STATED TASK
From the listing below, extract every line containing "bliss".

RECORDS TO PROCESS

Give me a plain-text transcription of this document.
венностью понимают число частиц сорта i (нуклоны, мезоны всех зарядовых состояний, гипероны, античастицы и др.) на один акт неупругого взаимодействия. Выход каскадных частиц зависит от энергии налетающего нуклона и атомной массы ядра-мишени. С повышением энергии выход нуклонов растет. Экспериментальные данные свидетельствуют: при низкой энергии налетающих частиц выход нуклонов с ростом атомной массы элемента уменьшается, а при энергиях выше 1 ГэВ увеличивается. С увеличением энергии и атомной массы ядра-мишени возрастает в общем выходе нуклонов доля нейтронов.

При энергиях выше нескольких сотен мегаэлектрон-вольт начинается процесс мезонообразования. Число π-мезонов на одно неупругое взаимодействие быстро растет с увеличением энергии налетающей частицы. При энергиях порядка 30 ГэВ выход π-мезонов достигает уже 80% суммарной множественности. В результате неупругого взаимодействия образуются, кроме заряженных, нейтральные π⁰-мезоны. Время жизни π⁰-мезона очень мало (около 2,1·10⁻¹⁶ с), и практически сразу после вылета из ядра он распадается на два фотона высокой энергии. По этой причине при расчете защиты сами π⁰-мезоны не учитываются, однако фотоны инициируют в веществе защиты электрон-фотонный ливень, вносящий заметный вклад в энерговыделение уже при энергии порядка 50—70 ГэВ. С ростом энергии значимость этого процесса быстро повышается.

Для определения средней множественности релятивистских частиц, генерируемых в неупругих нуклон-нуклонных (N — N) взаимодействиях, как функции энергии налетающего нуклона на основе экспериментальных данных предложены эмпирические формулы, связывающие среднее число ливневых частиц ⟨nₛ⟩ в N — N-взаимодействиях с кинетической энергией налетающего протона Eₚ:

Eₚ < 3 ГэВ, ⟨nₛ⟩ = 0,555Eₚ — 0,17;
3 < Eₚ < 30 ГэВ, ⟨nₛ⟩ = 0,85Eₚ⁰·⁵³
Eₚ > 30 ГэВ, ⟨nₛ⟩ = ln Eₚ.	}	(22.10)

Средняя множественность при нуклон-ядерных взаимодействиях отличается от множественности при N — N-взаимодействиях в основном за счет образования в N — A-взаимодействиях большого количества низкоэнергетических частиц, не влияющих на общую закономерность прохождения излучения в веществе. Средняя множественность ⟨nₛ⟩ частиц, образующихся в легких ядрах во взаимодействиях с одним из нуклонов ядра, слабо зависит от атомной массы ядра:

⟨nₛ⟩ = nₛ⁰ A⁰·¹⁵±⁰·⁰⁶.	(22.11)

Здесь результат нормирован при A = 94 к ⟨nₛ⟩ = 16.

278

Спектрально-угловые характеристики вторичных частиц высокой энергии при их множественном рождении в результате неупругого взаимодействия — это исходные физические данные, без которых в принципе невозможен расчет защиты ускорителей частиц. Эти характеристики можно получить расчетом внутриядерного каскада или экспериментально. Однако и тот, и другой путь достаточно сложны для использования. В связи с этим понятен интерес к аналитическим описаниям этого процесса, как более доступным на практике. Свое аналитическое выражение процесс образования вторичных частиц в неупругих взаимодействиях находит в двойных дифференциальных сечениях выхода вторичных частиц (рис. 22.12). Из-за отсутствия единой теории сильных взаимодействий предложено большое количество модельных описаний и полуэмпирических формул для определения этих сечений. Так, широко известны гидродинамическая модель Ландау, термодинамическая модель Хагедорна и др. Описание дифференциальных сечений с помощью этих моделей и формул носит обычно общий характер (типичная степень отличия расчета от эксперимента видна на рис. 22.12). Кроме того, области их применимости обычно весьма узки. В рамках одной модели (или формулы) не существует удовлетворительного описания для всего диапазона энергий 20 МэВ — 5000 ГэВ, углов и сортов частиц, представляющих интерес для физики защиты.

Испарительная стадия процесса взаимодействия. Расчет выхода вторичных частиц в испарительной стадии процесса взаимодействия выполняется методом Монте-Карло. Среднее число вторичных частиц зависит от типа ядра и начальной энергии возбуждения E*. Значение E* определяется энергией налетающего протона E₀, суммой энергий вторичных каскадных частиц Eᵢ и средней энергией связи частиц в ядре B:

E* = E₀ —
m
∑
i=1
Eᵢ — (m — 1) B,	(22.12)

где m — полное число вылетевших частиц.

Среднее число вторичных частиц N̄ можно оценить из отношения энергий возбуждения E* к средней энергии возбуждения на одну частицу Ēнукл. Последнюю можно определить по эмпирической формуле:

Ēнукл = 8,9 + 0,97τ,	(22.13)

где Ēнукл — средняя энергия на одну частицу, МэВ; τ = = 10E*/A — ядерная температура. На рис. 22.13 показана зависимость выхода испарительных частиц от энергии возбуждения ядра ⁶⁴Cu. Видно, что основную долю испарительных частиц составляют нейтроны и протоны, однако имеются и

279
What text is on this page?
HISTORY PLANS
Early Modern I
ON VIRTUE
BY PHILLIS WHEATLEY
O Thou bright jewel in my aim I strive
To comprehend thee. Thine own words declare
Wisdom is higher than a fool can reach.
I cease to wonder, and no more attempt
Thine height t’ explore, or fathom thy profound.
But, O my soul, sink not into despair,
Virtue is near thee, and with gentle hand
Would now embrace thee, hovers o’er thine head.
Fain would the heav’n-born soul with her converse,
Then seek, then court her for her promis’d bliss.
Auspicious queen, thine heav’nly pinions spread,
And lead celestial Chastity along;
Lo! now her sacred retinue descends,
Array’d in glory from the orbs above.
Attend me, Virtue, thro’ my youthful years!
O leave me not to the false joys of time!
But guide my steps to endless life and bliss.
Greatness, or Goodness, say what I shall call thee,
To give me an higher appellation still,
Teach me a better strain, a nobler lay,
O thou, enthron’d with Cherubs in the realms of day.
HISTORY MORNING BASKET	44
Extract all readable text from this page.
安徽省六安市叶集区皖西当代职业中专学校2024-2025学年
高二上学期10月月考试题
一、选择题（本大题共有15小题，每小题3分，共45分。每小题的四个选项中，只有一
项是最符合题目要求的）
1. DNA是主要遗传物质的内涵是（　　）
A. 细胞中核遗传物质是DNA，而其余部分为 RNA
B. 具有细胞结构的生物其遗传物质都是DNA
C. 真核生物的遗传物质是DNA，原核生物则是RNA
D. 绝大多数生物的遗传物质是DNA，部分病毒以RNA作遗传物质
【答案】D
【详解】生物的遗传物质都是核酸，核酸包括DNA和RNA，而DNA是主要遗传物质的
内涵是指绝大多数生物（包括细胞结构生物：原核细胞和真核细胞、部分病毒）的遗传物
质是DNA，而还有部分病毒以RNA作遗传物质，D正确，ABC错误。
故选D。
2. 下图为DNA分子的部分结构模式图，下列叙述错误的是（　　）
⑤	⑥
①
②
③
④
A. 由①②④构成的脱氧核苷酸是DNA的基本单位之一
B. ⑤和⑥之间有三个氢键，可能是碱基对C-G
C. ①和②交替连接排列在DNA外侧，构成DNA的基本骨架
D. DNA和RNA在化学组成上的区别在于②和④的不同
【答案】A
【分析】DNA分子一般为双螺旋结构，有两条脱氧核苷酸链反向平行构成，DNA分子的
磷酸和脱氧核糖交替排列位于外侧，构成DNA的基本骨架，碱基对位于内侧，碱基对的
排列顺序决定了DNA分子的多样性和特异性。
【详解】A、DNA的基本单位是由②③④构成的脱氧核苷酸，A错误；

FINISHED EXERCISE
Then seek, then court her for her promis’d bliss.
But guide my steps to endless life and bliss.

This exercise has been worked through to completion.